__TASK STATEMENT__.
From the listing below, pull out the lines that hold "title".

#### INPUT ROWS ####

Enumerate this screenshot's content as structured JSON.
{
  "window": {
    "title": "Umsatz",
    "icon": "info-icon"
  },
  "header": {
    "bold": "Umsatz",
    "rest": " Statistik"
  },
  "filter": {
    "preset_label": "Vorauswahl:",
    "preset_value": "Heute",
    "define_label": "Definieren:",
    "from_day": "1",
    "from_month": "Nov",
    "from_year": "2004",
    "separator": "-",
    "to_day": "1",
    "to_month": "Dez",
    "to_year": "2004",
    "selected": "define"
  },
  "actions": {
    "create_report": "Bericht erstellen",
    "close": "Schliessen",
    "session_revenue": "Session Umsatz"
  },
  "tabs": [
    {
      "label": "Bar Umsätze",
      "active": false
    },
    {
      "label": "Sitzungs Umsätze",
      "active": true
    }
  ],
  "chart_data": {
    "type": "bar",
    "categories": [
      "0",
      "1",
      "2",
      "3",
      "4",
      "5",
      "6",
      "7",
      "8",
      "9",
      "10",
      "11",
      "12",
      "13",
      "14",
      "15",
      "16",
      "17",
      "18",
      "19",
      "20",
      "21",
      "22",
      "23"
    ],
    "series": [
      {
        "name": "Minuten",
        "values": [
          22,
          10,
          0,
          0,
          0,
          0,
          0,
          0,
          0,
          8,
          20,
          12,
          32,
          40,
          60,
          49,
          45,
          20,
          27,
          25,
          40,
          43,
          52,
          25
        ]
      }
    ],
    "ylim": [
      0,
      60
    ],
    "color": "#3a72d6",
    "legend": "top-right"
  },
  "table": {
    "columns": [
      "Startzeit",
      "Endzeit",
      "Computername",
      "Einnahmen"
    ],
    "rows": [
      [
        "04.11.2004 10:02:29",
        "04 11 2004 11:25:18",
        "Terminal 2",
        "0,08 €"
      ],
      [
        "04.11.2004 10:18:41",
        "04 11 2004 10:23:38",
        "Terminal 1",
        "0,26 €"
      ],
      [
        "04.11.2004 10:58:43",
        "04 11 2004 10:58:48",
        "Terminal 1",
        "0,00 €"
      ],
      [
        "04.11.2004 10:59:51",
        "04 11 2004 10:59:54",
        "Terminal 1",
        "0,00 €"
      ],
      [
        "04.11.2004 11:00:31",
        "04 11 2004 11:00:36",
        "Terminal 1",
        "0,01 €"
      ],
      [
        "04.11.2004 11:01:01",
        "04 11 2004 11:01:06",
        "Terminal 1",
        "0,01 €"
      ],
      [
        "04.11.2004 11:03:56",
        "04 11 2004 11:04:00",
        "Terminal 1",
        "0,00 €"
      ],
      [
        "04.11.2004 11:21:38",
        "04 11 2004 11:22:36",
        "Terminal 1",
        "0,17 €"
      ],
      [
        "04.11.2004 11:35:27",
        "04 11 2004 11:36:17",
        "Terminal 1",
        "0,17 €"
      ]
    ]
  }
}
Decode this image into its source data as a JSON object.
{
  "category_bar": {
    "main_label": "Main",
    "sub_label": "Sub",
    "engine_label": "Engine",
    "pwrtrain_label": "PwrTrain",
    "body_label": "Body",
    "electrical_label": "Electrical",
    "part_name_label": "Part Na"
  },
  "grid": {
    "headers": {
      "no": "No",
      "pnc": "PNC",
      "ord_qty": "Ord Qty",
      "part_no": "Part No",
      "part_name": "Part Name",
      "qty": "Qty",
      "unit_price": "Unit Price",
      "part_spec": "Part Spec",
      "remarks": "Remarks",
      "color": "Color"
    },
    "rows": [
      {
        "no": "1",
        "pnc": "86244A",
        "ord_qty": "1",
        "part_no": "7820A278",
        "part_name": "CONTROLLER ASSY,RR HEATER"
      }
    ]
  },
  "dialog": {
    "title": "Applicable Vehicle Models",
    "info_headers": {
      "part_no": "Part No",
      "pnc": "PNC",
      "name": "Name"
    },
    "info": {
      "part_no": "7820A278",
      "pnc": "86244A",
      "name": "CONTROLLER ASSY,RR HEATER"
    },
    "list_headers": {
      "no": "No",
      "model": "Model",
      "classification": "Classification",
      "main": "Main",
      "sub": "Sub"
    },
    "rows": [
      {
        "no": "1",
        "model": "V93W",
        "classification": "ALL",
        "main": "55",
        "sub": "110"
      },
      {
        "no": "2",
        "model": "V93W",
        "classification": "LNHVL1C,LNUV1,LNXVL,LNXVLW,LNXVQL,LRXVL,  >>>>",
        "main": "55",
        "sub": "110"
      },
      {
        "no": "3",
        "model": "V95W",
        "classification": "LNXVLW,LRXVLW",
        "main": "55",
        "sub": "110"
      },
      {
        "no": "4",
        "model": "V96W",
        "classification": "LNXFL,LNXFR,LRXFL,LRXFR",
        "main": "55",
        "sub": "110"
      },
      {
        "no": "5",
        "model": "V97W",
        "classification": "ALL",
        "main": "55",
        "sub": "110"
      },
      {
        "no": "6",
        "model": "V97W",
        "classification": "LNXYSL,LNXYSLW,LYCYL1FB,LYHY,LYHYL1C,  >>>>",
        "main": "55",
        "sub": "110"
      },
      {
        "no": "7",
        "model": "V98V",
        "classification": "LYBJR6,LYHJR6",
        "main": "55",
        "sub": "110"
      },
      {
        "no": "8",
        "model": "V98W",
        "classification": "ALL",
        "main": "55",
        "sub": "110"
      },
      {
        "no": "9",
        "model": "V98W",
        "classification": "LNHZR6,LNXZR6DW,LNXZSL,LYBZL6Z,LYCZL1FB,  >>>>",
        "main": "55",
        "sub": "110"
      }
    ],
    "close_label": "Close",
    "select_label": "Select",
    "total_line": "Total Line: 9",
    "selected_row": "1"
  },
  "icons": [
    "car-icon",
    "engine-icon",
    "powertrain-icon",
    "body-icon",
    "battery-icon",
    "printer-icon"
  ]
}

####

__TASK RESULT__.
    "title": "Umsatz",
    "title": "Applicable Vehicle Models",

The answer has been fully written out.